*REQUIRED WORK*
Scan the material for the word "title", and copy each line where it shows up.

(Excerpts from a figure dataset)
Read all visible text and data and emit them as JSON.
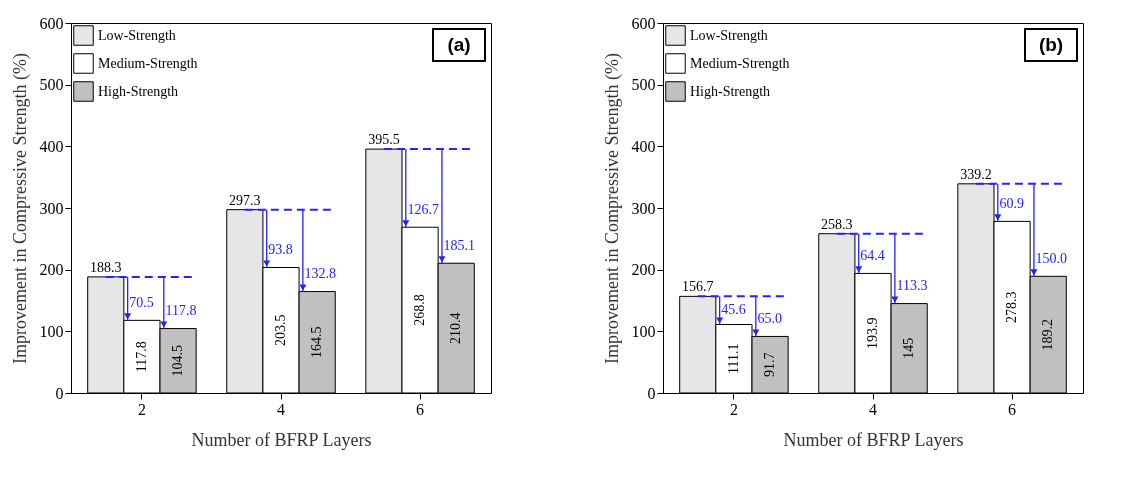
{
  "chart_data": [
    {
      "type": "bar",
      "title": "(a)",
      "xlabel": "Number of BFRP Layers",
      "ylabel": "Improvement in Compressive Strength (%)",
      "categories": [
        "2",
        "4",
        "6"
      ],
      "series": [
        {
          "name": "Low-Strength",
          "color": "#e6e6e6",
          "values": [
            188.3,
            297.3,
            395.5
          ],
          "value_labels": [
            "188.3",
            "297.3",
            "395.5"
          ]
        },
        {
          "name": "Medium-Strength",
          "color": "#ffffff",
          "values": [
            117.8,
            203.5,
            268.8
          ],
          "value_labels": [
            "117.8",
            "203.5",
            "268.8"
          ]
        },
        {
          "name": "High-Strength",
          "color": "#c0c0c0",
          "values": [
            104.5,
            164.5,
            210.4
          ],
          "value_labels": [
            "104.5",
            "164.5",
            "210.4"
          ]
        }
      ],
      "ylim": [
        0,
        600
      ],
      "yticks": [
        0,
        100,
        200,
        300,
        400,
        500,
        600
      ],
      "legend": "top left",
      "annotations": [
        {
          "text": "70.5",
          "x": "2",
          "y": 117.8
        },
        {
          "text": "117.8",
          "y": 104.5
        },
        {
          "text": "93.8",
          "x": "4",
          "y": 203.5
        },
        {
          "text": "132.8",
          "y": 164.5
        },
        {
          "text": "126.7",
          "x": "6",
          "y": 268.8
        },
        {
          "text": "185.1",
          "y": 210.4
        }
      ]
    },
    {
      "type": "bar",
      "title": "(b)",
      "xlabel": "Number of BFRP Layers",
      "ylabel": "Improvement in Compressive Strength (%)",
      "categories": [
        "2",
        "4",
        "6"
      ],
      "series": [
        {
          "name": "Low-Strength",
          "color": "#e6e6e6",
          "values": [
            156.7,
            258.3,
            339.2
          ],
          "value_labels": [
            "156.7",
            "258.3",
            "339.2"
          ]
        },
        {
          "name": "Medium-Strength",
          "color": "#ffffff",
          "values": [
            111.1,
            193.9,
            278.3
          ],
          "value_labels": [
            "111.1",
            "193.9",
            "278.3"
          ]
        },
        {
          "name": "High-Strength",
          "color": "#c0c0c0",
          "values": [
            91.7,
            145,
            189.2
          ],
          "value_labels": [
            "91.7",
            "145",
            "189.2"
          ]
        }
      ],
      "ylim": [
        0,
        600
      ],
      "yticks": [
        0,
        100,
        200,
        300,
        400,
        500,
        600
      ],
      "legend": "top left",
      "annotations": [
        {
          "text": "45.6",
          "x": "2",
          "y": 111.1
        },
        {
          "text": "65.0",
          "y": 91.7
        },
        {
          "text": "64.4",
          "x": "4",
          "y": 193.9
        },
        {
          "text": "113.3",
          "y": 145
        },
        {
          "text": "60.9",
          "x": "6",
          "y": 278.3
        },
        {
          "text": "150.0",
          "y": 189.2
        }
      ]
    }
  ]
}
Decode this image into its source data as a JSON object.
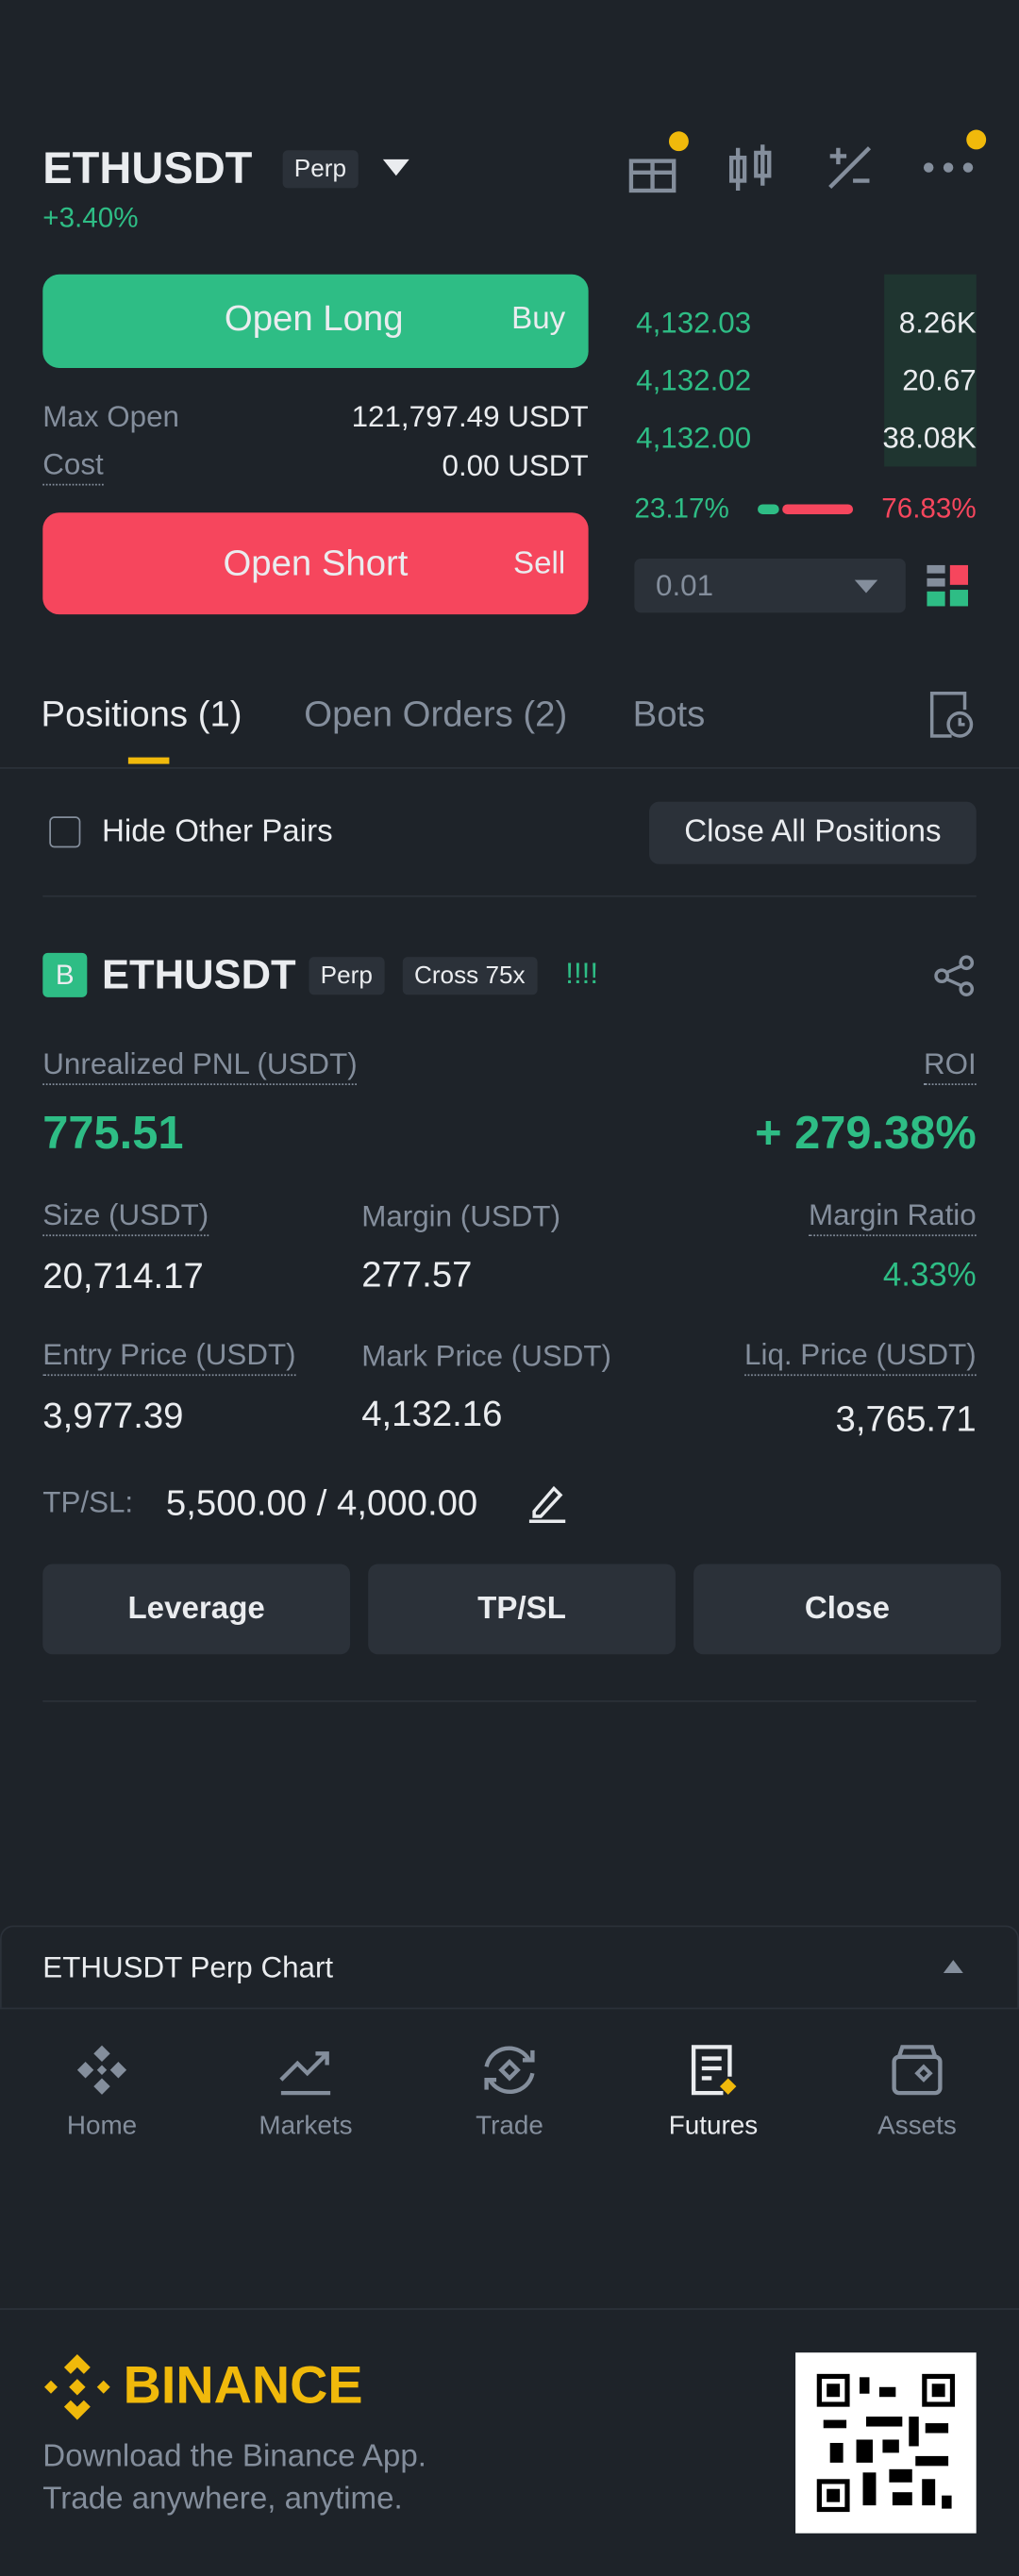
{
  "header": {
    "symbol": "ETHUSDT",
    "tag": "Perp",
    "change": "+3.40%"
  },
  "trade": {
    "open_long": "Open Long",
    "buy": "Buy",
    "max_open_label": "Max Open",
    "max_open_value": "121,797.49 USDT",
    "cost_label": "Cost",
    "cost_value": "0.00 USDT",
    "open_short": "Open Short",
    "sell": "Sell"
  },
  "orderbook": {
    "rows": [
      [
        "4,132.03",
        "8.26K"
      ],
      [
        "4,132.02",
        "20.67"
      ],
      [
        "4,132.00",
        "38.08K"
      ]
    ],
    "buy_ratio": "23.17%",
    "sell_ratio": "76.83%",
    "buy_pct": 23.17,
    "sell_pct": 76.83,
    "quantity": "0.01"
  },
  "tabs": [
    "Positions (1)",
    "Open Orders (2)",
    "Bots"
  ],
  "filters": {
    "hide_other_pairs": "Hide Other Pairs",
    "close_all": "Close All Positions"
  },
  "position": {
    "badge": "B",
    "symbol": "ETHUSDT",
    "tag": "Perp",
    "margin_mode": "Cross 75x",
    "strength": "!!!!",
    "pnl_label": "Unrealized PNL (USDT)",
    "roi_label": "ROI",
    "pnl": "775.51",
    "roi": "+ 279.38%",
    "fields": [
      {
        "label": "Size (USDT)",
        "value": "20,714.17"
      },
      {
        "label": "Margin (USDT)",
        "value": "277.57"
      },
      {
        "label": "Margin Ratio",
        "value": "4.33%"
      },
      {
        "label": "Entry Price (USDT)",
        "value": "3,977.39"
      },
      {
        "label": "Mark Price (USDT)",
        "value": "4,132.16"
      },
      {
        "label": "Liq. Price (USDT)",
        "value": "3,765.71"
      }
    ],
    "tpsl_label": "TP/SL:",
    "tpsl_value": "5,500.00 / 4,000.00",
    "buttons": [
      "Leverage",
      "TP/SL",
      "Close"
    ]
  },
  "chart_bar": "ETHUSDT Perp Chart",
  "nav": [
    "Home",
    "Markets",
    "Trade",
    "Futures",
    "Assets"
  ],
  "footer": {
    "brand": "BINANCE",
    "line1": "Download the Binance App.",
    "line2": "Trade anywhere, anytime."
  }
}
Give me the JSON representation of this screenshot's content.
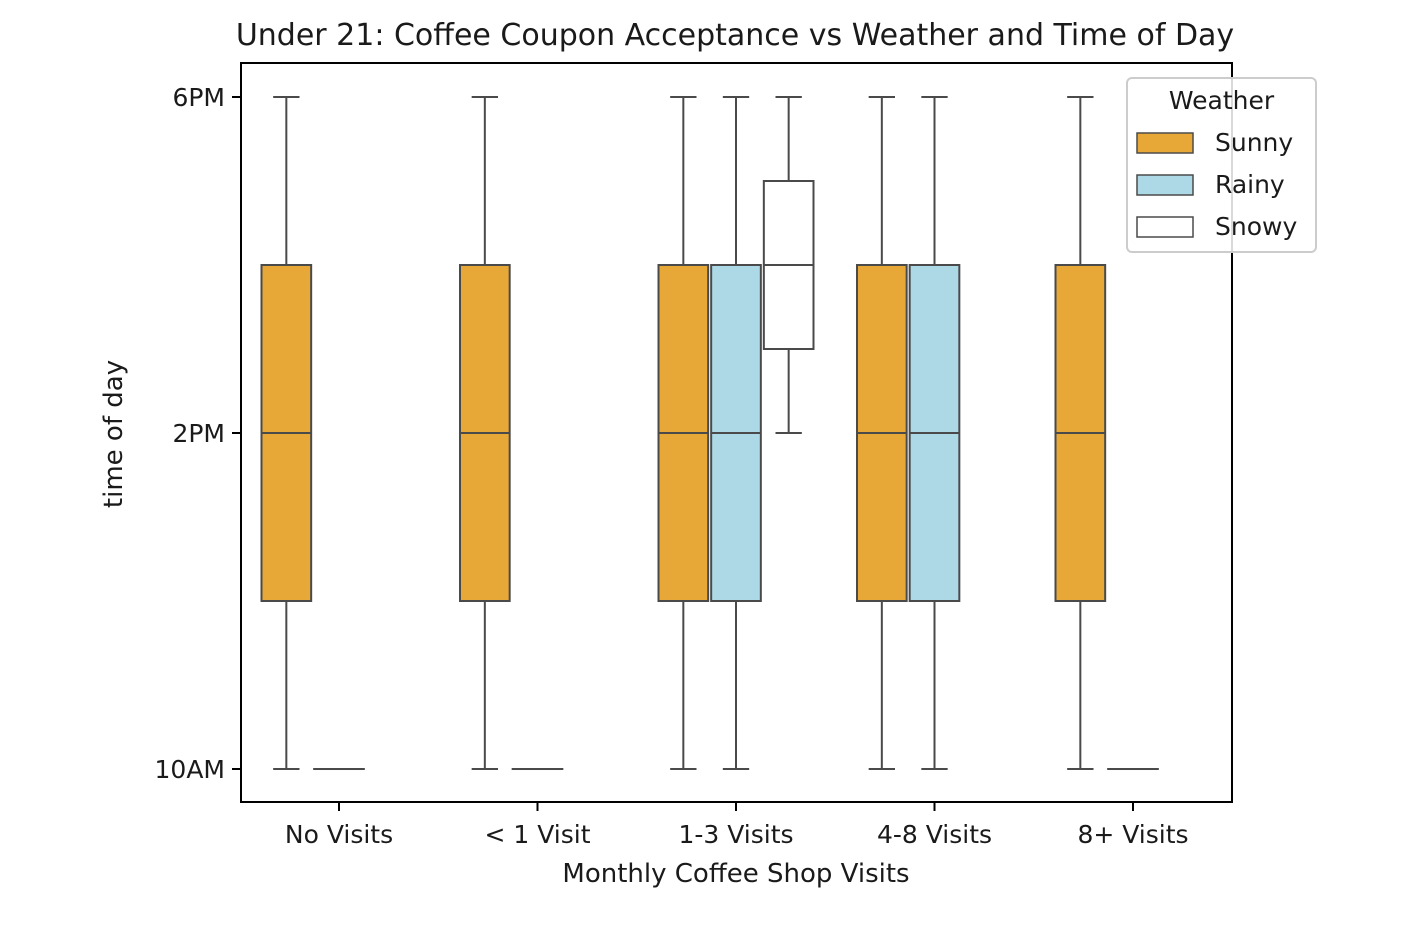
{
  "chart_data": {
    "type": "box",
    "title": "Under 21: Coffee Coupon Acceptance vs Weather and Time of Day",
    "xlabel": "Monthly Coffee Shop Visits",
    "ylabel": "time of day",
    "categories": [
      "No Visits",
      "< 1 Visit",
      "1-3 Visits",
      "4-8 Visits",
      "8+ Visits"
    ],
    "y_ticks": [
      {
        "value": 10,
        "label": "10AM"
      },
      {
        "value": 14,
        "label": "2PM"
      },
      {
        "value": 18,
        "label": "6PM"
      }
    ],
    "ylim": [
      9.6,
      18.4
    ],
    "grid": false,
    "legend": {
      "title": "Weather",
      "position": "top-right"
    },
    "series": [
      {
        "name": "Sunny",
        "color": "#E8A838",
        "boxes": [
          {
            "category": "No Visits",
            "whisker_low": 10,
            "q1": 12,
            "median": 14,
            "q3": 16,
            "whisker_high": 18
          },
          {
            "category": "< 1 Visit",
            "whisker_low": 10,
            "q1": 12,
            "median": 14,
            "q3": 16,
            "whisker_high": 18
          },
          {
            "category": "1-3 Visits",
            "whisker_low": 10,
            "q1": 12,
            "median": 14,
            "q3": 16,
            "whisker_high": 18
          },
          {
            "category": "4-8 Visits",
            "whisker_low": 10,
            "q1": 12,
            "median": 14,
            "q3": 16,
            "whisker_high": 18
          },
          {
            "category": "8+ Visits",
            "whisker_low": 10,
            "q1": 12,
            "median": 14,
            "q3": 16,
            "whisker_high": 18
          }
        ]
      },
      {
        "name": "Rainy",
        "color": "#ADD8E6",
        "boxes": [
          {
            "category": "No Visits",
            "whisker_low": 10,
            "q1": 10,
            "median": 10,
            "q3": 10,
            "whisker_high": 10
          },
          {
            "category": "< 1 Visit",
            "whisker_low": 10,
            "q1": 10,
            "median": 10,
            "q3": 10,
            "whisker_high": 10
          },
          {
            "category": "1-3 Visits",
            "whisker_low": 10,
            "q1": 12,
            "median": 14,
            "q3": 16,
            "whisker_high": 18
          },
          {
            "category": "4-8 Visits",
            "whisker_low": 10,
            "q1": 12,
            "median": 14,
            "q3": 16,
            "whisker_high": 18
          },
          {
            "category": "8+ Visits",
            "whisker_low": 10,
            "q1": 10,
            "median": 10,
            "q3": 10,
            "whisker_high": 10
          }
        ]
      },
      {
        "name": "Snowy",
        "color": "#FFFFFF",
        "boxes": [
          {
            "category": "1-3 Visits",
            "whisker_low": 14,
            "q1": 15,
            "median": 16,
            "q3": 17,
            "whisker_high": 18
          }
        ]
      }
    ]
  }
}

*IN RESPONSE*
      "title": "(a)",
      "title": "(b)",
    "title": "Under 21: Coffee Coupon Acceptance vs Weather and Time of Day",
      "title": "Weather",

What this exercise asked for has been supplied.